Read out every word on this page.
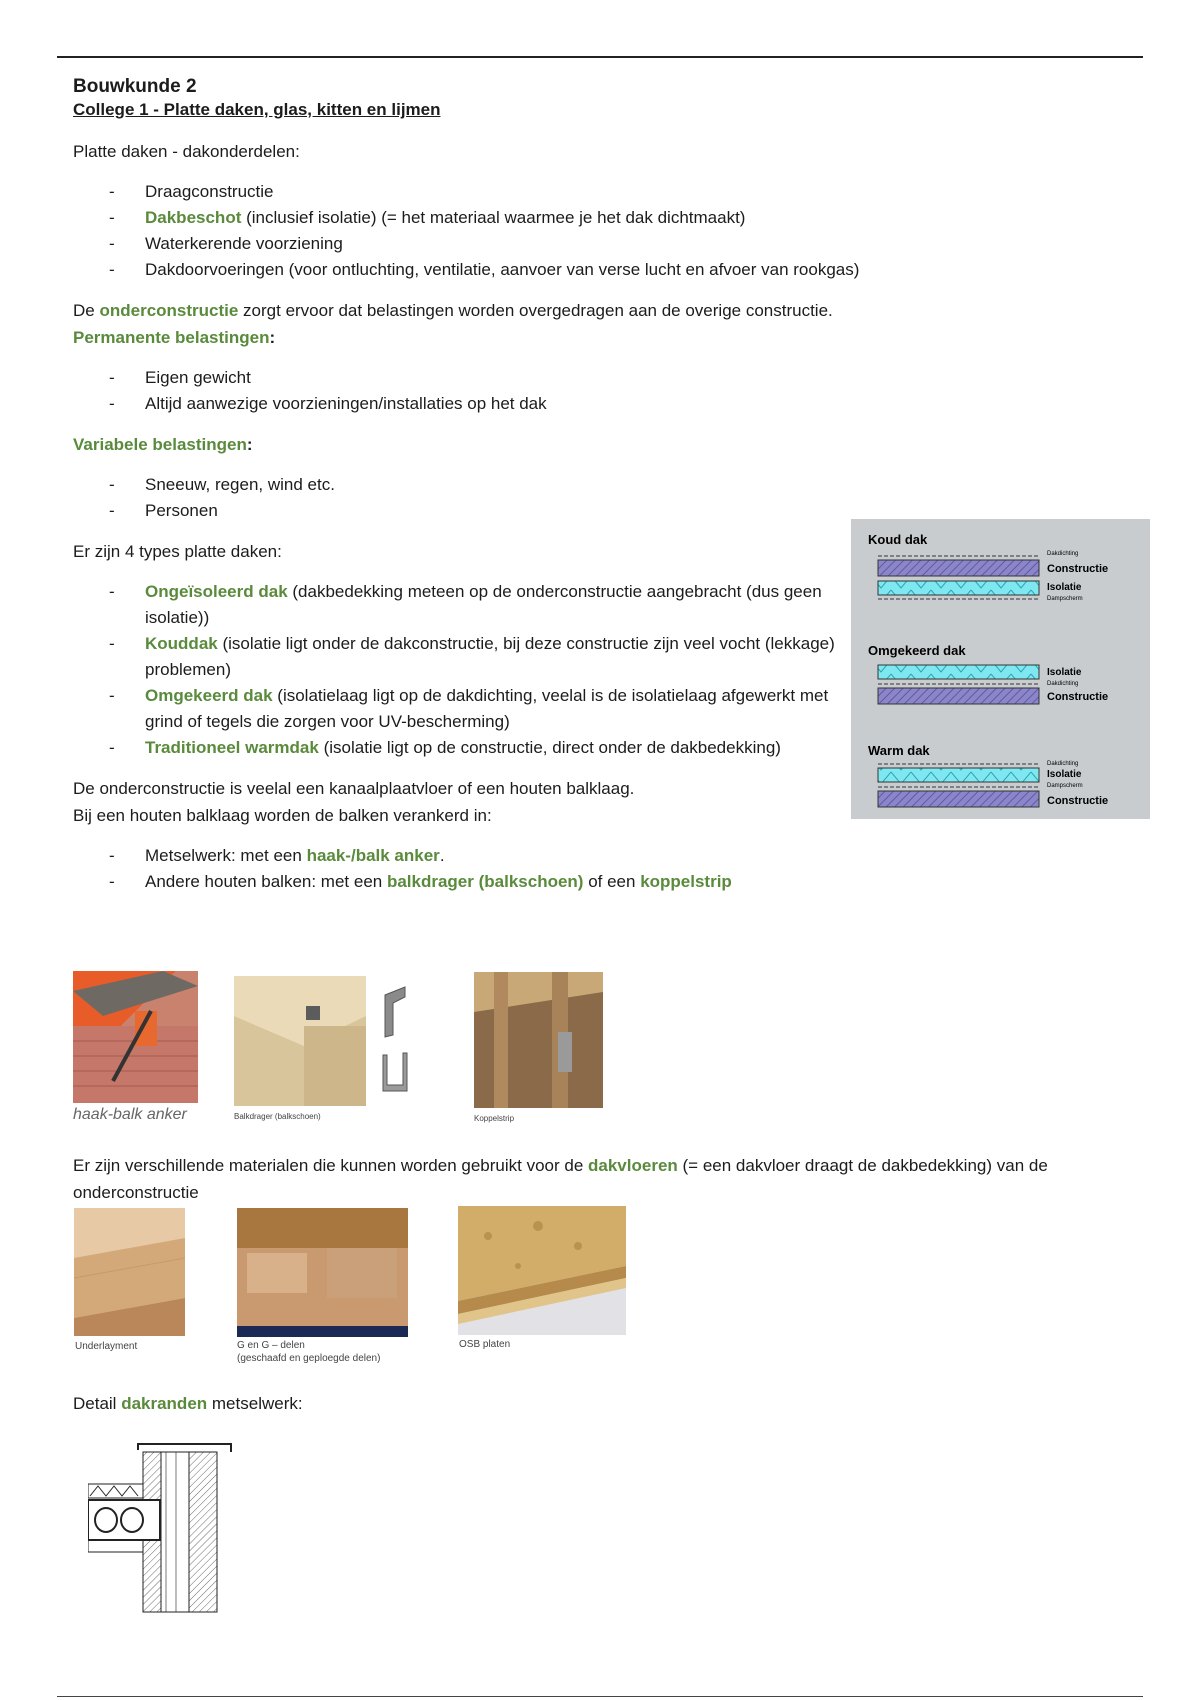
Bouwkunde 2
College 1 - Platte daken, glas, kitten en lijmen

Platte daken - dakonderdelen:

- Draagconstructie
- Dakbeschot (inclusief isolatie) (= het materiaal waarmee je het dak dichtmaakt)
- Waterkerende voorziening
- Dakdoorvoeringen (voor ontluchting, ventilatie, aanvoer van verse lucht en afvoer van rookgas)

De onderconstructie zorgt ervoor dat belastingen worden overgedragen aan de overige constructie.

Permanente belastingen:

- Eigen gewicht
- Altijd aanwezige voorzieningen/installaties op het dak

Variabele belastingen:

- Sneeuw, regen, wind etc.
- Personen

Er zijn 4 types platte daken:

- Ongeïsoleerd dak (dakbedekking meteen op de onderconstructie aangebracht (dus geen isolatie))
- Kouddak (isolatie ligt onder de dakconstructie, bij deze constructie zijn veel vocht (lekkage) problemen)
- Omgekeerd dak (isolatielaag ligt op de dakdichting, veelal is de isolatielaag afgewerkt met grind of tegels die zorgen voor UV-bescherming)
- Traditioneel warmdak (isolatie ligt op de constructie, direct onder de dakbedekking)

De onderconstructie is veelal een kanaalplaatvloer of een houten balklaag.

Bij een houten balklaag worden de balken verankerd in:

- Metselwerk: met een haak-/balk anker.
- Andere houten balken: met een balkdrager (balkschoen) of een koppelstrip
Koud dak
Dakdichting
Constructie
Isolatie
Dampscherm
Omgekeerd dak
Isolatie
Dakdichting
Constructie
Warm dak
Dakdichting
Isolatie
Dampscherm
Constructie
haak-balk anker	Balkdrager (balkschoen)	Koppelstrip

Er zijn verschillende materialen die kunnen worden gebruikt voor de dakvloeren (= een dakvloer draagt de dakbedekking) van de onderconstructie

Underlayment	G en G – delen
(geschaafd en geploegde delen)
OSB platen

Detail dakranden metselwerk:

========================================================================

TASK STATEMENT:
Output the data above without changes, apart from leaving out the pictures.

RESULT FOR THIS EXERCISE:
Read out every word on this page.
Bouwkunde 2
College 1 - Platte daken, glas, kitten en lijmen

Platte daken - dakonderdelen:

- Draagconstructie
- Dakbeschot (inclusief isolatie) (= het materiaal waarmee je het dak dichtmaakt)
- Waterkerende voorziening
- Dakdoorvoeringen (voor ontluchting, ventilatie, aanvoer van verse lucht en afvoer van rookgas)

De onderconstructie zorgt ervoor dat belastingen worden overgedragen aan de overige constructie.

Permanente belastingen:

- Eigen gewicht
- Altijd aanwezige voorzieningen/installaties op het dak

Variabele belastingen:

- Sneeuw, regen, wind etc.
- Personen

Er zijn 4 types platte daken:

- Ongeïsoleerd dak (dakbedekking meteen op de onderconstructie aangebracht (dus geen isolatie))
- Kouddak (isolatie ligt onder de dakconstructie, bij deze constructie zijn veel vocht (lekkage) problemen)
- Omgekeerd dak (isolatielaag ligt op de dakdichting, veelal is de isolatielaag afgewerkt met grind of tegels die zorgen voor UV-bescherming)
- Traditioneel warmdak (isolatie ligt op de constructie, direct onder de dakbedekking)

De onderconstructie is veelal een kanaalplaatvloer of een houten balklaag.

Bij een houten balklaag worden de balken verankerd in:

- Metselwerk: met een haak-/balk anker.
- Andere houten balken: met een balkdrager (balkschoen) of een koppelstrip
Koud dak
Dakdichting
Constructie
Isolatie
Dampscherm
Omgekeerd dak
Isolatie
Dakdichting
Constructie
Warm dak
Dakdichting
Isolatie
Dampscherm
Constructie
haak-balk anker	Balkdrager (balkschoen)	Koppelstrip

Er zijn verschillende materialen die kunnen worden gebruikt voor de dakvloeren (= een dakvloer draagt de dakbedekking) van de onderconstructie

Underlayment	G en G – delen
(geschaafd en geploegde delen)
OSB platen

Detail dakranden metselwerk:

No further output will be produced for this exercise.